(WORK TO DO): Restate each of the lines given below, word for word.

(INFORMATION GIVEN):
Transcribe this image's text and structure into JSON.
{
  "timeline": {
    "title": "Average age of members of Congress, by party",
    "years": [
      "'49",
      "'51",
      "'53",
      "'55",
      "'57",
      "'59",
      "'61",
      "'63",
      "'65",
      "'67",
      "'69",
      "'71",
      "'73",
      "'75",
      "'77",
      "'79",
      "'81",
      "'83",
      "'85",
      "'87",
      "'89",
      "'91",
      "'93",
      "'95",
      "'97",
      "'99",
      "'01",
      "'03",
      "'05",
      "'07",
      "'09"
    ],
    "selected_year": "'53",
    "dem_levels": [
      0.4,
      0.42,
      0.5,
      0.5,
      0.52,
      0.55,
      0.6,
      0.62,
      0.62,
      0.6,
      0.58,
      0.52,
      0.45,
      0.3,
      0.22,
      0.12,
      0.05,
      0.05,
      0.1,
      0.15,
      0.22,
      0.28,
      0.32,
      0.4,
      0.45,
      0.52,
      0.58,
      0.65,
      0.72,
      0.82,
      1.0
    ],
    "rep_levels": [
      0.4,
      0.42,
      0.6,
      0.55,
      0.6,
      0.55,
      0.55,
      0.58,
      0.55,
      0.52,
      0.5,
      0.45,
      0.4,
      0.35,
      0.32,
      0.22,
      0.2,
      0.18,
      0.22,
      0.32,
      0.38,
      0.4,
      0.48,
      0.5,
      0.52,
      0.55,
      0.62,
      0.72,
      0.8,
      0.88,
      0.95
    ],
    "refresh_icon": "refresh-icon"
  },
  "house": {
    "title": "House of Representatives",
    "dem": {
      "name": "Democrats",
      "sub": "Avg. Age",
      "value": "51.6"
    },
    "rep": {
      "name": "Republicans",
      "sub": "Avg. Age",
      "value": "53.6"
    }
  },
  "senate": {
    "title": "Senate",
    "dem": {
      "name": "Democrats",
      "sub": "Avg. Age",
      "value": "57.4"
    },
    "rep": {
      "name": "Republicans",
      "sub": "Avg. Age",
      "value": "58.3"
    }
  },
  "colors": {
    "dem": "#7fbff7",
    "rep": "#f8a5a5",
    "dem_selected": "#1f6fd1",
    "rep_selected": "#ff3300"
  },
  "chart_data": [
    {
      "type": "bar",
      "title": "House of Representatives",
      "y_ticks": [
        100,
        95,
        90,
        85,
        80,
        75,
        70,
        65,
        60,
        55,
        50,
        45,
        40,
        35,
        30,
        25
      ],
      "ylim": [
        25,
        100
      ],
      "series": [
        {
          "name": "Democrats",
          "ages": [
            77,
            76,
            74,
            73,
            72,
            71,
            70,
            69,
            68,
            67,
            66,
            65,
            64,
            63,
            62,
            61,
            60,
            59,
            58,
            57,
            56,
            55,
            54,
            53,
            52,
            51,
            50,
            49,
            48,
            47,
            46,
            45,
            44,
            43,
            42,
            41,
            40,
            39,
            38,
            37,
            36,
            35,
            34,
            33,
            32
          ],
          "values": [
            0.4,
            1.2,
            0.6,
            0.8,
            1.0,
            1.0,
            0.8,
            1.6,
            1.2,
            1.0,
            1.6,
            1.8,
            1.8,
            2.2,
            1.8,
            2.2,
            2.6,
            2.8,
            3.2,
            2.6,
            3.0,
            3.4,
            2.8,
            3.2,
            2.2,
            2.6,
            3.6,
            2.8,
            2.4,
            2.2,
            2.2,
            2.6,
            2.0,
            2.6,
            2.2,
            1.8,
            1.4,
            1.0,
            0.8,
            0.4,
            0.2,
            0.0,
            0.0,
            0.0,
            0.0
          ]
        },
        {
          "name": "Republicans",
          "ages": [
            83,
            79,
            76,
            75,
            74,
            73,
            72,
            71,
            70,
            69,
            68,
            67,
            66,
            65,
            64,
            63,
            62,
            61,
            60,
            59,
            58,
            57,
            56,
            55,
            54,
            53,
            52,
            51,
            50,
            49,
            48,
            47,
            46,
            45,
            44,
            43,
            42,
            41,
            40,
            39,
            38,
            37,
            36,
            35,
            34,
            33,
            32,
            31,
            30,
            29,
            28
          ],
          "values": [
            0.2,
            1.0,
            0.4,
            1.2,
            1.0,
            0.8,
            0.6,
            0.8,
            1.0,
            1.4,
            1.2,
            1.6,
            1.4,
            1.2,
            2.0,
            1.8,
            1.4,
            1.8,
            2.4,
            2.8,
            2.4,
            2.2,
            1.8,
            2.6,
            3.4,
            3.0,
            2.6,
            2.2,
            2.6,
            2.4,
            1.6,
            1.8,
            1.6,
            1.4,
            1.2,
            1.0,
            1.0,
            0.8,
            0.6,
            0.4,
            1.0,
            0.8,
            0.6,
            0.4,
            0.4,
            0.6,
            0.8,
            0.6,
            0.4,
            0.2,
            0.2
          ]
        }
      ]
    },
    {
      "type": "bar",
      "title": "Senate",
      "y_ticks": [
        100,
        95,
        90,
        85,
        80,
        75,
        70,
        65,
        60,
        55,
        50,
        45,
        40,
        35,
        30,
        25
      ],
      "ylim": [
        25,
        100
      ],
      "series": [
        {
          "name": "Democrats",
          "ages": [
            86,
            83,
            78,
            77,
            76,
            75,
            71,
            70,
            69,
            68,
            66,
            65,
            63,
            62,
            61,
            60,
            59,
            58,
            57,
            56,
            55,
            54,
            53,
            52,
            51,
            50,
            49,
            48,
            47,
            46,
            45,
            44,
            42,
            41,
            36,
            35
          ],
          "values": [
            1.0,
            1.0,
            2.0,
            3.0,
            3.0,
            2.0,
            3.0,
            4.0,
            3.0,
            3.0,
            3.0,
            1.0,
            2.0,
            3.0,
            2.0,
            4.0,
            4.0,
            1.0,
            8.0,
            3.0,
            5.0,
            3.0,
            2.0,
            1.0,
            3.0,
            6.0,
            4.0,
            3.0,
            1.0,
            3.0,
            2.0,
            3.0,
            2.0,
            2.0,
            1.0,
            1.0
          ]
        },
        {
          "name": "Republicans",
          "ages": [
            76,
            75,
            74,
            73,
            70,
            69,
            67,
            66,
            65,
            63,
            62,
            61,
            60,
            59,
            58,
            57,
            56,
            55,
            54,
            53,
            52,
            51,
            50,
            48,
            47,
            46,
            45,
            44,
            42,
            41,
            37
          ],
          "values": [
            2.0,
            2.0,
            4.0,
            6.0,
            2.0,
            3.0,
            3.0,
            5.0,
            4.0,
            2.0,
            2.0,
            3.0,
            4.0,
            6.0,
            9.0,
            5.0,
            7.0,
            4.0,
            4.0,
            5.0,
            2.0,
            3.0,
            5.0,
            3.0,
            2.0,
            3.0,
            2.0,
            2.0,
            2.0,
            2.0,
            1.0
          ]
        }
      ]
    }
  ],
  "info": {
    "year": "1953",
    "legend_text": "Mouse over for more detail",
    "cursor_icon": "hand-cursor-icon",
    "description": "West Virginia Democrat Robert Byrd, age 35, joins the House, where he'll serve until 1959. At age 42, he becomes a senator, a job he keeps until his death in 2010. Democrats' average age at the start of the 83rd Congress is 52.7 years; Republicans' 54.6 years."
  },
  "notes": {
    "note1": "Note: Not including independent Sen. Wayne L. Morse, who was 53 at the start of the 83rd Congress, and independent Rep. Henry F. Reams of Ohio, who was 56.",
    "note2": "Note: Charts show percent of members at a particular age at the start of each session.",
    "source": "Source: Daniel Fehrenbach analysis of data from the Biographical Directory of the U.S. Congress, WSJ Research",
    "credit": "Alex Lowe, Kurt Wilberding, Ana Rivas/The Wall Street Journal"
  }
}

(THE COMPLETED TASK):
Transcribe this image's text and structure into JSON.
{
  "timeline": {
    "title": "Average age of members of Congress, by party",
    "years": [
      "'49",
      "'51",
      "'53",
      "'55",
      "'57",
      "'59",
      "'61",
      "'63",
      "'65",
      "'67",
      "'69",
      "'71",
      "'73",
      "'75",
      "'77",
      "'79",
      "'81",
      "'83",
      "'85",
      "'87",
      "'89",
      "'91",
      "'93",
      "'95",
      "'97",
      "'99",
      "'01",
      "'03",
      "'05",
      "'07",
      "'09"
    ],
    "selected_year": "'53",
    "dem_levels": [
      0.4,
      0.42,
      0.5,
      0.5,
      0.52,
      0.55,
      0.6,
      0.62,
      0.62,
      0.6,
      0.58,
      0.52,
      0.45,
      0.3,
      0.22,
      0.12,
      0.05,
      0.05,
      0.1,
      0.15,
      0.22,
      0.28,
      0.32,
      0.4,
      0.45,
      0.52,
      0.58,
      0.65,
      0.72,
      0.82,
      1.0
    ],
    "rep_levels": [
      0.4,
      0.42,
      0.6,
      0.55,
      0.6,
      0.55,
      0.55,
      0.58,
      0.55,
      0.52,
      0.5,
      0.45,
      0.4,
      0.35,
      0.32,
      0.22,
      0.2,
      0.18,
      0.22,
      0.32,
      0.38,
      0.4,
      0.48,
      0.5,
      0.52,
      0.55,
      0.62,
      0.72,
      0.8,
      0.88,
      0.95
    ],
    "refresh_icon": "refresh-icon"
  },
  "house": {
    "title": "House of Representatives",
    "dem": {
      "name": "Democrats",
      "sub": "Avg. Age",
      "value": "51.6"
    },
    "rep": {
      "name": "Republicans",
      "sub": "Avg. Age",
      "value": "53.6"
    }
  },
  "senate": {
    "title": "Senate",
    "dem": {
      "name": "Democrats",
      "sub": "Avg. Age",
      "value": "57.4"
    },
    "rep": {
      "name": "Republicans",
      "sub": "Avg. Age",
      "value": "58.3"
    }
  },
  "colors": {
    "dem": "#7fbff7",
    "rep": "#f8a5a5",
    "dem_selected": "#1f6fd1",
    "rep_selected": "#ff3300"
  },
  "chart_data": [
    {
      "type": "bar",
      "title": "House of Representatives",
      "y_ticks": [
        100,
        95,
        90,
        85,
        80,
        75,
        70,
        65,
        60,
        55,
        50,
        45,
        40,
        35,
        30,
        25
      ],
      "ylim": [
        25,
        100
      ],
      "series": [
        {
          "name": "Democrats",
          "ages": [
            77,
            76,
            74,
            73,
            72,
            71,
            70,
            69,
            68,
            67,
            66,
            65,
            64,
            63,
            62,
            61,
            60,
            59,
            58,
            57,
            56,
            55,
            54,
            53,
            52,
            51,
            50,
            49,
            48,
            47,
            46,
            45,
            44,
            43,
            42,
            41,
            40,
            39,
            38,
            37,
            36,
            35,
            34,
            33,
            32
          ],
          "values": [
            0.4,
            1.2,
            0.6,
            0.8,
            1.0,
            1.0,
            0.8,
            1.6,
            1.2,
            1.0,
            1.6,
            1.8,
            1.8,
            2.2,
            1.8,
            2.2,
            2.6,
            2.8,
            3.2,
            2.6,
            3.0,
            3.4,
            2.8,
            3.2,
            2.2,
            2.6,
            3.6,
            2.8,
            2.4,
            2.2,
            2.2,
            2.6,
            2.0,
            2.6,
            2.2,
            1.8,
            1.4,
            1.0,
            0.8,
            0.4,
            0.2,
            0.0,
            0.0,
            0.0,
            0.0
          ]
        },
        {
          "name": "Republicans",
          "ages": [
            83,
            79,
            76,
            75,
            74,
            73,
            72,
            71,
            70,
            69,
            68,
            67,
            66,
            65,
            64,
            63,
            62,
            61,
            60,
            59,
            58,
            57,
            56,
            55,
            54,
            53,
            52,
            51,
            50,
            49,
            48,
            47,
            46,
            45,
            44,
            43,
            42,
            41,
            40,
            39,
            38,
            37,
            36,
            35,
            34,
            33,
            32,
            31,
            30,
            29,
            28
          ],
          "values": [
            0.2,
            1.0,
            0.4,
            1.2,
            1.0,
            0.8,
            0.6,
            0.8,
            1.0,
            1.4,
            1.2,
            1.6,
            1.4,
            1.2,
            2.0,
            1.8,
            1.4,
            1.8,
            2.4,
            2.8,
            2.4,
            2.2,
            1.8,
            2.6,
            3.4,
            3.0,
            2.6,
            2.2,
            2.6,
            2.4,
            1.6,
            1.8,
            1.6,
            1.4,
            1.2,
            1.0,
            1.0,
            0.8,
            0.6,
            0.4,
            1.0,
            0.8,
            0.6,
            0.4,
            0.4,
            0.6,
            0.8,
            0.6,
            0.4,
            0.2,
            0.2
          ]
        }
      ]
    },
    {
      "type": "bar",
      "title": "Senate",
      "y_ticks": [
        100,
        95,
        90,
        85,
        80,
        75,
        70,
        65,
        60,
        55,
        50,
        45,
        40,
        35,
        30,
        25
      ],
      "ylim": [
        25,
        100
      ],
      "series": [
        {
          "name": "Democrats",
          "ages": [
            86,
            83,
            78,
            77,
            76,
            75,
            71,
            70,
            69,
            68,
            66,
            65,
            63,
            62,
            61,
            60,
            59,
            58,
            57,
            56,
            55,
            54,
            53,
            52,
            51,
            50,
            49,
            48,
            47,
            46,
            45,
            44,
            42,
            41,
            36,
            35
          ],
          "values": [
            1.0,
            1.0,
            2.0,
            3.0,
            3.0,
            2.0,
            3.0,
            4.0,
            3.0,
            3.0,
            3.0,
            1.0,
            2.0,
            3.0,
            2.0,
            4.0,
            4.0,
            1.0,
            8.0,
            3.0,
            5.0,
            3.0,
            2.0,
            1.0,
            3.0,
            6.0,
            4.0,
            3.0,
            1.0,
            3.0,
            2.0,
            3.0,
            2.0,
            2.0,
            1.0,
            1.0
          ]
        },
        {
          "name": "Republicans",
          "ages": [
            76,
            75,
            74,
            73,
            70,
            69,
            67,
            66,
            65,
            63,
            62,
            61,
            60,
            59,
            58,
            57,
            56,
            55,
            54,
            53,
            52,
            51,
            50,
            48,
            47,
            46,
            45,
            44,
            42,
            41,
            37
          ],
          "values": [
            2.0,
            2.0,
            4.0,
            6.0,
            2.0,
            3.0,
            3.0,
            5.0,
            4.0,
            2.0,
            2.0,
            3.0,
            4.0,
            6.0,
            9.0,
            5.0,
            7.0,
            4.0,
            4.0,
            5.0,
            2.0,
            3.0,
            5.0,
            3.0,
            2.0,
            3.0,
            2.0,
            2.0,
            2.0,
            2.0,
            1.0
          ]
        }
      ]
    }
  ],
  "info": {
    "year": "1953",
    "legend_text": "Mouse over for more detail",
    "cursor_icon": "hand-cursor-icon",
    "description": "West Virginia Democrat Robert Byrd, age 35, joins the House, where he'll serve until 1959. At age 42, he becomes a senator, a job he keeps until his death in 2010. Democrats' average age at the start of the 83rd Congress is 52.7 years; Republicans' 54.6 years."
  },
  "notes": {
    "note1": "Note: Not including independent Sen. Wayne L. Morse, who was 53 at the start of the 83rd Congress, and independent Rep. Henry F. Reams of Ohio, who was 56.",
    "note2": "Note: Charts show percent of members at a particular age at the start of each session.",
    "source": "Source: Daniel Fehrenbach analysis of data from the Biographical Directory of the U.S. Congress, WSJ Research",
    "credit": "Alex Lowe, Kurt Wilberding, Ana Rivas/The Wall Street Journal"
  }
}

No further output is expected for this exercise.